▶ [PROVIDED INFORMATION]:
:::

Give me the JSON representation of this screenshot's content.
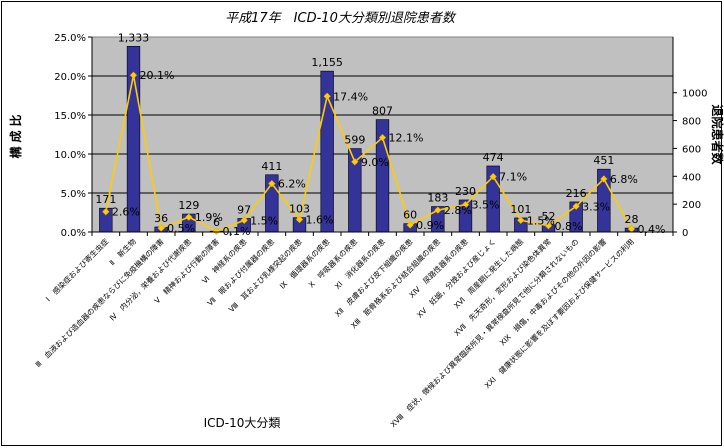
{
  "chart_data": {
    "type": "bar+line",
    "title": "平成17年　ICD-10大分類別退院患者数",
    "xlabel": "ICD-10大分類",
    "ylabel_left": "構成比",
    "ylabel_right": "退院患者数",
    "left_axis": {
      "min": 0,
      "max": 25,
      "step": 5,
      "format": "percent1"
    },
    "right_axis": {
      "min": 0,
      "max": 1400,
      "step": 200
    },
    "grid": true,
    "plot_background": "#C0C0C0",
    "colors": {
      "bar": "#333399",
      "line": "#FFCC00",
      "marker": "#FFCC00"
    },
    "categories": [
      "Ⅰ　感染症および寄生虫症",
      "Ⅱ　新生物",
      "Ⅲ　血液および造血器の疾患ならびに免疫機構の障害",
      "Ⅳ　内分泌，栄養および代謝疾患",
      "Ⅴ　精神および行動の障害",
      "Ⅵ　神経系の疾患",
      "Ⅶ　眼および付属器の疾患",
      "Ⅷ　耳および乳様突起の疾患",
      "Ⅸ　循環器系の疾患",
      "Ⅹ　呼吸器系の疾患",
      "ⅩⅠ　消化器系の疾患",
      "ⅩⅡ　皮膚および皮下組織の疾患",
      "ⅩⅢ　筋骨格系および結合組織の疾患",
      "ⅩⅣ　尿路性器系の疾患",
      "ⅩⅤ　妊娠，分娩および産じょく",
      "ⅩⅥ　周産期に発生した病態",
      "ⅩⅦ　先天奇形，変形および染色体異常",
      "ⅩⅧ　症状，徴候および異常臨床所見・異常検査所見で他に分類されないもの",
      "ⅩⅨ　損傷，中毒およびその他の外因の影響",
      "ⅩⅩⅠ　健康状態に影響を及ぼす要因および保健サービスの利用",
      ""
    ],
    "series": [
      {
        "name": "退院患者数",
        "type": "bar",
        "axis": "right",
        "values": [
          171,
          1333,
          36,
          129,
          6,
          97,
          411,
          103,
          1155,
          599,
          807,
          60,
          183,
          230,
          474,
          101,
          52,
          216,
          451,
          28,
          null
        ],
        "labels": [
          "171",
          "1,333",
          "36",
          "129",
          "6",
          "97",
          "411",
          "103",
          "1,155",
          "599",
          "807",
          "60",
          "183",
          "230",
          "474",
          "101",
          "52",
          "216",
          "451",
          "28",
          ""
        ]
      },
      {
        "name": "構成比",
        "type": "line",
        "axis": "left",
        "values": [
          2.6,
          20.1,
          0.5,
          1.9,
          0.1,
          1.5,
          6.2,
          1.6,
          17.4,
          9.0,
          12.1,
          0.9,
          2.8,
          3.5,
          7.1,
          1.5,
          0.8,
          3.3,
          6.8,
          0.4,
          null
        ],
        "labels": [
          "2.6%",
          "20.1%",
          "0.5%",
          "1.9%",
          "0.1%",
          "1.5%",
          "6.2%",
          "1.6%",
          "17.4%",
          "9.0%",
          "12.1%",
          "0.9%",
          "2.8%",
          "3.5%",
          "7.1%",
          "1.5%",
          "0.8%",
          "3.3%",
          "6.8%",
          "0.4%",
          ""
        ]
      }
    ]
  }
}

:::

Copy out the data above exactly, except the pictures.

Give me the JSON representation of this screenshot's content.
{
  "chart_data": {
    "type": "bar+line",
    "title": "平成17年　ICD-10大分類別退院患者数",
    "xlabel": "ICD-10大分類",
    "ylabel_left": "構成比",
    "ylabel_right": "退院患者数",
    "left_axis": {
      "min": 0,
      "max": 25,
      "step": 5,
      "format": "percent1"
    },
    "right_axis": {
      "min": 0,
      "max": 1400,
      "step": 200
    },
    "grid": true,
    "plot_background": "#C0C0C0",
    "colors": {
      "bar": "#333399",
      "line": "#FFCC00",
      "marker": "#FFCC00"
    },
    "categories": [
      "Ⅰ　感染症および寄生虫症",
      "Ⅱ　新生物",
      "Ⅲ　血液および造血器の疾患ならびに免疫機構の障害",
      "Ⅳ　内分泌，栄養および代謝疾患",
      "Ⅴ　精神および行動の障害",
      "Ⅵ　神経系の疾患",
      "Ⅶ　眼および付属器の疾患",
      "Ⅷ　耳および乳様突起の疾患",
      "Ⅸ　循環器系の疾患",
      "Ⅹ　呼吸器系の疾患",
      "ⅩⅠ　消化器系の疾患",
      "ⅩⅡ　皮膚および皮下組織の疾患",
      "ⅩⅢ　筋骨格系および結合組織の疾患",
      "ⅩⅣ　尿路性器系の疾患",
      "ⅩⅤ　妊娠，分娩および産じょく",
      "ⅩⅥ　周産期に発生した病態",
      "ⅩⅦ　先天奇形，変形および染色体異常",
      "ⅩⅧ　症状，徴候および異常臨床所見・異常検査所見で他に分類されないもの",
      "ⅩⅨ　損傷，中毒およびその他の外因の影響",
      "ⅩⅩⅠ　健康状態に影響を及ぼす要因および保健サービスの利用",
      ""
    ],
    "series": [
      {
        "name": "退院患者数",
        "type": "bar",
        "axis": "right",
        "values": [
          171,
          1333,
          36,
          129,
          6,
          97,
          411,
          103,
          1155,
          599,
          807,
          60,
          183,
          230,
          474,
          101,
          52,
          216,
          451,
          28,
          null
        ],
        "labels": [
          "171",
          "1,333",
          "36",
          "129",
          "6",
          "97",
          "411",
          "103",
          "1,155",
          "599",
          "807",
          "60",
          "183",
          "230",
          "474",
          "101",
          "52",
          "216",
          "451",
          "28",
          ""
        ]
      },
      {
        "name": "構成比",
        "type": "line",
        "axis": "left",
        "values": [
          2.6,
          20.1,
          0.5,
          1.9,
          0.1,
          1.5,
          6.2,
          1.6,
          17.4,
          9.0,
          12.1,
          0.9,
          2.8,
          3.5,
          7.1,
          1.5,
          0.8,
          3.3,
          6.8,
          0.4,
          null
        ],
        "labels": [
          "2.6%",
          "20.1%",
          "0.5%",
          "1.9%",
          "0.1%",
          "1.5%",
          "6.2%",
          "1.6%",
          "17.4%",
          "9.0%",
          "12.1%",
          "0.9%",
          "2.8%",
          "3.5%",
          "7.1%",
          "1.5%",
          "0.8%",
          "3.3%",
          "6.8%",
          "0.4%",
          ""
        ]
      }
    ]
  }
}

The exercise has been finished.